**Objective:** Copy the lines below word for word, leaving out the pictures.

------------------------------------------------

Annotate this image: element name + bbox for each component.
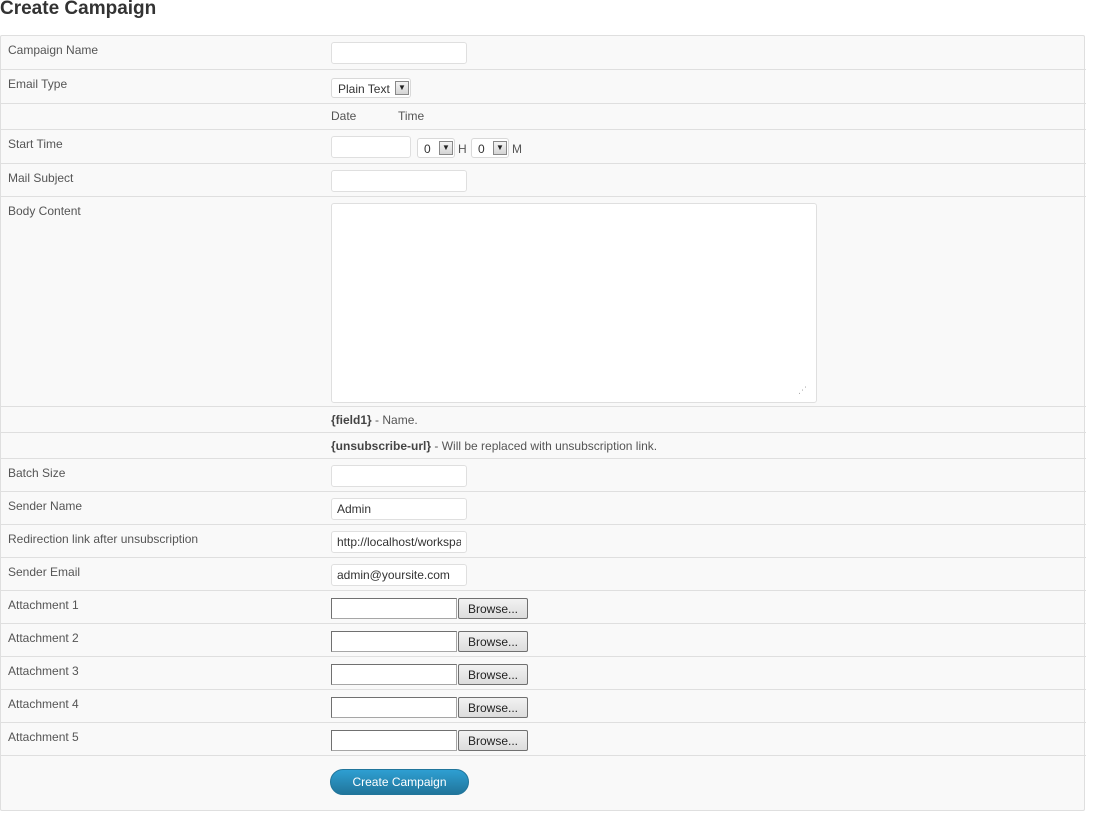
page-title: Create Campaign [0,0,157,19]
start-date-input[interactable] [331,136,411,158]
start-minute-select[interactable]: 0 ▼ [471,138,509,158]
row-mail-subject: Mail Subject [1,163,1086,196]
sender-name-input[interactable] [331,498,467,520]
attachment-1-browse-button[interactable]: Browse... [458,598,528,619]
campaign-name-label: Campaign Name [8,43,99,57]
row-batch-size: Batch Size [1,458,1086,491]
chevron-down-icon: ▼ [395,81,409,95]
redirection-link-input[interactable] [331,531,467,553]
hint-field1: {field1} - Name. [331,413,418,427]
body-content-textarea[interactable] [331,203,817,403]
hint-field1-token: {field1} [331,413,372,427]
row-date-time-header: Date Time [1,103,1086,129]
attachment-4-browse-button[interactable]: Browse... [458,697,528,718]
row-redirection-link: Redirection link after unsubscription [1,524,1086,557]
row-campaign-name: Campaign Name [1,36,1086,69]
attachment-1-file-field[interactable] [331,598,457,619]
body-content-label: Body Content [8,204,81,218]
row-email-type: Email Type Plain Text ▼ [1,69,1086,103]
campaign-name-input[interactable] [331,42,467,64]
time-column-label: Time [398,109,425,123]
mail-subject-input[interactable] [331,170,467,192]
sender-email-input[interactable] [331,564,467,586]
sender-email-label: Sender Email [8,565,81,579]
attachment-5-browse-button[interactable]: Browse... [458,730,528,751]
attachment-label: Attachment 3 [8,664,79,678]
hint-unsubscribe: {unsubscribe-url} - Will be replaced wit… [331,439,657,453]
redirection-link-label: Redirection link after unsubscription [8,532,199,546]
attachment-2-browse-button[interactable]: Browse... [458,631,528,652]
hint-unsubscribe-token: {unsubscribe-url} [331,439,432,453]
mail-subject-label: Mail Subject [8,171,74,185]
row-attachment-5: Attachment 5 Browse... [1,722,1086,755]
date-column-label: Date [331,109,357,123]
row-sender-name: Sender Name [1,491,1086,524]
attachment-label: Attachment 1 [8,598,79,612]
attachment-3-browse-button[interactable]: Browse... [458,664,528,685]
row-submit: Create Campaign [1,755,1086,810]
resize-grip-icon[interactable]: ⋰ [798,385,807,396]
email-type-label: Email Type [8,77,68,91]
email-type-select[interactable]: Plain Text ▼ [331,78,411,98]
row-body-content: Body Content ⋰ [1,196,1086,406]
attachment-5-file-field[interactable] [331,730,457,751]
row-sender-email: Sender Email [1,557,1086,590]
attachment-2-file-field[interactable] [331,631,457,652]
row-hint-field1: {field1} - Name. [1,406,1086,432]
start-hour-value: 0 [424,142,431,156]
row-start-time: Start Time 0 ▼ H 0 ▼ M [1,129,1086,163]
start-minute-value: 0 [478,142,485,156]
attachment-label: Attachment 5 [8,730,79,744]
row-attachment-2: Attachment 2 Browse... [1,623,1086,656]
batch-size-input[interactable] [331,465,467,487]
attachment-3-file-field[interactable] [331,664,457,685]
row-attachment-1: Attachment 1 Browse... [1,590,1086,623]
attachment-4-file-field[interactable] [331,697,457,718]
create-campaign-button[interactable]: Create Campaign [330,769,469,795]
hint-unsubscribe-text: - Will be replaced with unsubscription l… [431,439,658,453]
chevron-down-icon: ▼ [439,141,453,155]
attachment-label: Attachment 2 [8,631,79,645]
hint-field1-text: - Name. [371,413,418,427]
hour-unit-label: H [458,142,467,156]
row-attachment-3: Attachment 3 Browse... [1,656,1086,689]
attachment-label: Attachment 4 [8,697,79,711]
row-hint-unsubscribe: {unsubscribe-url} - Will be replaced wit… [1,432,1086,458]
sender-name-label: Sender Name [8,499,83,513]
email-type-value: Plain Text [338,82,390,96]
chevron-down-icon: ▼ [493,141,507,155]
campaign-form: Campaign Name Email Type Plain Text ▼ Da… [0,35,1086,811]
row-attachment-4: Attachment 4 Browse... [1,689,1086,722]
start-time-label: Start Time [8,137,63,151]
start-hour-select[interactable]: 0 ▼ [417,138,455,158]
batch-size-label: Batch Size [8,466,66,480]
minute-unit-label: M [512,142,522,156]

------------------------------------------------

**Reply:**
Annotate this image: element name + bbox for each component.
page-title: Create Campaign [0,0,157,19]
start-date-input[interactable] [331,136,411,158]
start-minute-select[interactable]: 0 ▼ [471,138,509,158]
row-mail-subject: Mail Subject [1,163,1086,196]
sender-name-input[interactable] [331,498,467,520]
attachment-1-browse-button[interactable]: Browse... [458,598,528,619]
campaign-name-label: Campaign Name [8,43,99,57]
row-batch-size: Batch Size [1,458,1086,491]
chevron-down-icon: ▼ [395,81,409,95]
redirection-link-input[interactable] [331,531,467,553]
hint-field1: {field1} - Name. [331,413,418,427]
body-content-textarea[interactable] [331,203,817,403]
hint-field1-token: {field1} [331,413,372,427]
row-date-time-header: Date Time [1,103,1086,129]
attachment-4-browse-button[interactable]: Browse... [458,697,528,718]
row-redirection-link: Redirection link after unsubscription [1,524,1086,557]
row-campaign-name: Campaign Name [1,36,1086,69]
attachment-1-file-field[interactable] [331,598,457,619]
body-content-label: Body Content [8,204,81,218]
row-email-type: Email Type Plain Text ▼ [1,69,1086,103]
campaign-name-input[interactable] [331,42,467,64]
time-column-label: Time [398,109,425,123]
mail-subject-input[interactable] [331,170,467,192]
sender-email-input[interactable] [331,564,467,586]
sender-email-label: Sender Email [8,565,81,579]
attachment-5-browse-button[interactable]: Browse... [458,730,528,751]
attachment-label: Attachment 3 [8,664,79,678]
hint-unsubscribe: {unsubscribe-url} - Will be replaced wit… [331,439,657,453]
redirection-link-label: Redirection link after unsubscription [8,532,199,546]
attachment-2-browse-button[interactable]: Browse... [458,631,528,652]
hint-unsubscribe-token: {unsubscribe-url} [331,439,432,453]
mail-subject-label: Mail Subject [8,171,74,185]
row-attachment-5: Attachment 5 Browse... [1,722,1086,755]
date-column-label: Date [331,109,357,123]
row-sender-name: Sender Name [1,491,1086,524]
attachment-label: Attachment 1 [8,598,79,612]
attachment-3-browse-button[interactable]: Browse... [458,664,528,685]
row-submit: Create Campaign [1,755,1086,810]
resize-grip-icon[interactable]: ⋰ [798,385,807,396]
email-type-label: Email Type [8,77,68,91]
email-type-select[interactable]: Plain Text ▼ [331,78,411,98]
row-body-content: Body Content ⋰ [1,196,1086,406]
attachment-5-file-field[interactable] [331,730,457,751]
row-sender-email: Sender Email [1,557,1086,590]
attachment-2-file-field[interactable] [331,631,457,652]
row-hint-field1: {field1} - Name. [1,406,1086,432]
start-hour-value: 0 [424,142,431,156]
row-start-time: Start Time 0 ▼ H 0 ▼ M [1,129,1086,163]
start-minute-value: 0 [478,142,485,156]
attachment-label: Attachment 5 [8,730,79,744]
row-attachment-2: Attachment 2 Browse... [1,623,1086,656]
batch-size-input[interactable] [331,465,467,487]
attachment-3-file-field[interactable] [331,664,457,685]
row-attachment-1: Attachment 1 Browse... [1,590,1086,623]
attachment-4-file-field[interactable] [331,697,457,718]
create-campaign-button[interactable]: Create Campaign [330,769,469,795]
hint-unsubscribe-text: - Will be replaced with unsubscription l… [431,439,658,453]
chevron-down-icon: ▼ [439,141,453,155]
attachment-label: Attachment 2 [8,631,79,645]
hint-field1-text: - Name. [371,413,418,427]
hour-unit-label: H [458,142,467,156]
row-attachment-3: Attachment 3 Browse... [1,656,1086,689]
attachment-label: Attachment 4 [8,697,79,711]
row-hint-unsubscribe: {unsubscribe-url} - Will be replaced wit… [1,432,1086,458]
sender-name-label: Sender Name [8,499,83,513]
email-type-value: Plain Text [338,82,390,96]
chevron-down-icon: ▼ [493,141,507,155]
campaign-form: Campaign Name Email Type Plain Text ▼ Da… [0,35,1086,811]
row-attachment-4: Attachment 4 Browse... [1,689,1086,722]
start-time-label: Start Time [8,137,63,151]
start-hour-select[interactable]: 0 ▼ [417,138,455,158]
batch-size-label: Batch Size [8,466,66,480]
minute-unit-label: M [512,142,522,156]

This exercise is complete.